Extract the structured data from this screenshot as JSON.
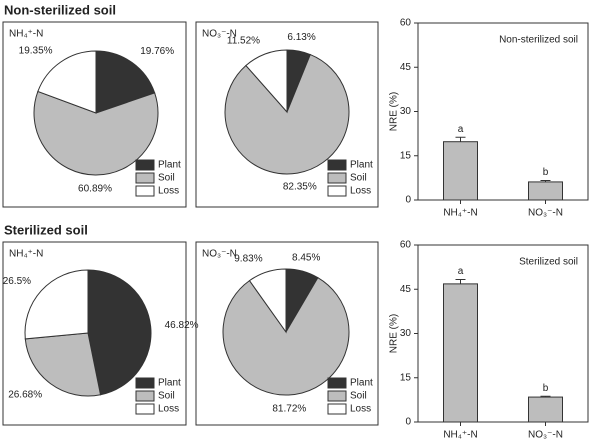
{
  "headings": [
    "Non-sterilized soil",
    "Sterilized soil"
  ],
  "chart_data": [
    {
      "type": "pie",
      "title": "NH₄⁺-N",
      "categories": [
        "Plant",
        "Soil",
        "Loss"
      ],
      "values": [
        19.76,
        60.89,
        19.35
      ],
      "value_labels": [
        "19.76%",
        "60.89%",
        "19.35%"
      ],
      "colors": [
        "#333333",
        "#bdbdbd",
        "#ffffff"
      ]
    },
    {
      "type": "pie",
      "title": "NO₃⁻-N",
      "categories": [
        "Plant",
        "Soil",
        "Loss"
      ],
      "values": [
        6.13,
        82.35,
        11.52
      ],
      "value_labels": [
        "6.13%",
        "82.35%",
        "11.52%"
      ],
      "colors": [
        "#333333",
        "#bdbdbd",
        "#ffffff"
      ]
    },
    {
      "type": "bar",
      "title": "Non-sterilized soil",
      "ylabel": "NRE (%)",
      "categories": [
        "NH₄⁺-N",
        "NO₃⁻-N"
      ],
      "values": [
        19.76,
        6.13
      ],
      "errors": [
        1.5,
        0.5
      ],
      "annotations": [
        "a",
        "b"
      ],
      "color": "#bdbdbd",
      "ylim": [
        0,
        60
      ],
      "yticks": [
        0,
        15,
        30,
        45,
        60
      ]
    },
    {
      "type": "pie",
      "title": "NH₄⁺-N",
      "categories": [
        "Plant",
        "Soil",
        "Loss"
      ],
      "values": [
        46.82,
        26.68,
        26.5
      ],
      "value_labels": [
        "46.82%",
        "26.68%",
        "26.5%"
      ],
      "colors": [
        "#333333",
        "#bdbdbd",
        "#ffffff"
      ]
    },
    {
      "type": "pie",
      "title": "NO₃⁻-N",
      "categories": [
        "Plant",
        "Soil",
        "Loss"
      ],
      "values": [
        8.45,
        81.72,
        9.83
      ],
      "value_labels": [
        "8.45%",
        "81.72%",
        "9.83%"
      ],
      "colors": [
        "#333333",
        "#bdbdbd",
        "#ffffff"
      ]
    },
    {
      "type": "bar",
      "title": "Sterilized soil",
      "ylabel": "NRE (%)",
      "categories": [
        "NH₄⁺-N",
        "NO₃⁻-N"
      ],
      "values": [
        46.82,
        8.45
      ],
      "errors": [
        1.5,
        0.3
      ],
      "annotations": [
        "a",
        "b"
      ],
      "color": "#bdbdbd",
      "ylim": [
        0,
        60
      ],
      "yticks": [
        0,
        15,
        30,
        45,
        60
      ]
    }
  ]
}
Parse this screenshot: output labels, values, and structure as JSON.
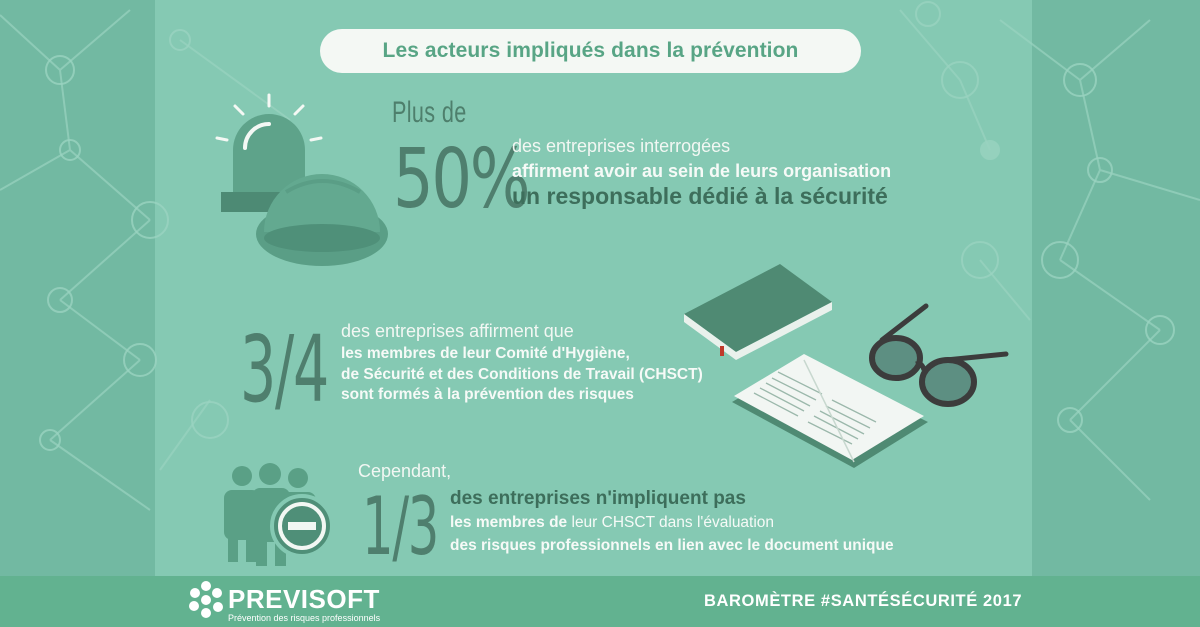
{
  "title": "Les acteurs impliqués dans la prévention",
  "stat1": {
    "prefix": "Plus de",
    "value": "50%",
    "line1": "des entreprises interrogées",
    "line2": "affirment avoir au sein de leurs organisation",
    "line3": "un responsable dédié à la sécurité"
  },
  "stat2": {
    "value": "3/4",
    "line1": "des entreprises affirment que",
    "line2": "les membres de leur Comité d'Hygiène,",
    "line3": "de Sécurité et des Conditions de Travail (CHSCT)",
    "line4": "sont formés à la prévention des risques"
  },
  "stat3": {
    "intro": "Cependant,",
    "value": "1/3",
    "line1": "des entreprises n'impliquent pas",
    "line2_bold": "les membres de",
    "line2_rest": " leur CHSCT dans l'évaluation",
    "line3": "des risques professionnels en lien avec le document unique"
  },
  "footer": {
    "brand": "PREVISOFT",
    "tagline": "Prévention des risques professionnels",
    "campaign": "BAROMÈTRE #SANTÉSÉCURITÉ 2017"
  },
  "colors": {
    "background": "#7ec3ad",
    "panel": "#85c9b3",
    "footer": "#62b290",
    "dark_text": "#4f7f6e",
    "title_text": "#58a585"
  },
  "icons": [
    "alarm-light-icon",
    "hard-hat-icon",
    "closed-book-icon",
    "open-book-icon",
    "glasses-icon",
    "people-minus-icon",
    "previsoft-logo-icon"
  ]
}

- _Written problem_
Transcribe the material exactly, leaving every picture out.

- _Output for this exercise_
Extract the structured data from this screenshot as JSON.
{
  "headings": [
    "Non-sterilized soil",
    "Sterilized soil"
  ],
  "chart_data": [
    {
      "type": "pie",
      "title": "NH₄⁺-N",
      "categories": [
        "Plant",
        "Soil",
        "Loss"
      ],
      "values": [
        19.76,
        60.89,
        19.35
      ],
      "value_labels": [
        "19.76%",
        "60.89%",
        "19.35%"
      ],
      "colors": [
        "#333333",
        "#bdbdbd",
        "#ffffff"
      ]
    },
    {
      "type": "pie",
      "title": "NO₃⁻-N",
      "categories": [
        "Plant",
        "Soil",
        "Loss"
      ],
      "values": [
        6.13,
        82.35,
        11.52
      ],
      "value_labels": [
        "6.13%",
        "82.35%",
        "11.52%"
      ],
      "colors": [
        "#333333",
        "#bdbdbd",
        "#ffffff"
      ]
    },
    {
      "type": "bar",
      "title": "Non-sterilized soil",
      "ylabel": "NRE (%)",
      "categories": [
        "NH₄⁺-N",
        "NO₃⁻-N"
      ],
      "values": [
        19.76,
        6.13
      ],
      "errors": [
        1.5,
        0.5
      ],
      "annotations": [
        "a",
        "b"
      ],
      "color": "#bdbdbd",
      "ylim": [
        0,
        60
      ],
      "yticks": [
        0,
        15,
        30,
        45,
        60
      ]
    },
    {
      "type": "pie",
      "title": "NH₄⁺-N",
      "categories": [
        "Plant",
        "Soil",
        "Loss"
      ],
      "values": [
        46.82,
        26.68,
        26.5
      ],
      "value_labels": [
        "46.82%",
        "26.68%",
        "26.5%"
      ],
      "colors": [
        "#333333",
        "#bdbdbd",
        "#ffffff"
      ]
    },
    {
      "type": "pie",
      "title": "NO₃⁻-N",
      "categories": [
        "Plant",
        "Soil",
        "Loss"
      ],
      "values": [
        8.45,
        81.72,
        9.83
      ],
      "value_labels": [
        "8.45%",
        "81.72%",
        "9.83%"
      ],
      "colors": [
        "#333333",
        "#bdbdbd",
        "#ffffff"
      ]
    },
    {
      "type": "bar",
      "title": "Sterilized soil",
      "ylabel": "NRE (%)",
      "categories": [
        "NH₄⁺-N",
        "NO₃⁻-N"
      ],
      "values": [
        46.82,
        8.45
      ],
      "errors": [
        1.5,
        0.3
      ],
      "annotations": [
        "a",
        "b"
      ],
      "color": "#bdbdbd",
      "ylim": [
        0,
        60
      ],
      "yticks": [
        0,
        15,
        30,
        45,
        60
      ]
    }
  ]
}
Parse this screenshot: output labels, values, and structure as JSON.
{
  "title": "Les acteurs impliqués dans la prévention",
  "stat1": {
    "prefix": "Plus de",
    "value": "50%",
    "line1": "des entreprises interrogées",
    "line2": "affirment avoir au sein de leurs organisation",
    "line3": "un responsable dédié à la sécurité"
  },
  "stat2": {
    "value": "3/4",
    "line1": "des entreprises affirment que",
    "line2": "les membres de leur Comité d'Hygiène,",
    "line3": "de Sécurité et des Conditions de Travail (CHSCT)",
    "line4": "sont formés à la prévention des risques"
  },
  "stat3": {
    "intro": "Cependant,",
    "value": "1/3",
    "line1": "des entreprises n'impliquent pas",
    "line2_bold": "les membres de",
    "line2_rest": " leur CHSCT dans l'évaluation",
    "line3": "des risques professionnels en lien avec le document unique"
  },
  "footer": {
    "brand": "PREVISOFT",
    "tagline": "Prévention des risques professionnels",
    "campaign": "BAROMÈTRE #SANTÉSÉCURITÉ 2017"
  },
  "colors": {
    "background": "#7ec3ad",
    "panel": "#85c9b3",
    "footer": "#62b290",
    "dark_text": "#4f7f6e",
    "title_text": "#58a585"
  },
  "icons": [
    "alarm-light-icon",
    "hard-hat-icon",
    "closed-book-icon",
    "open-book-icon",
    "glasses-icon",
    "people-minus-icon",
    "previsoft-logo-icon"
  ]
}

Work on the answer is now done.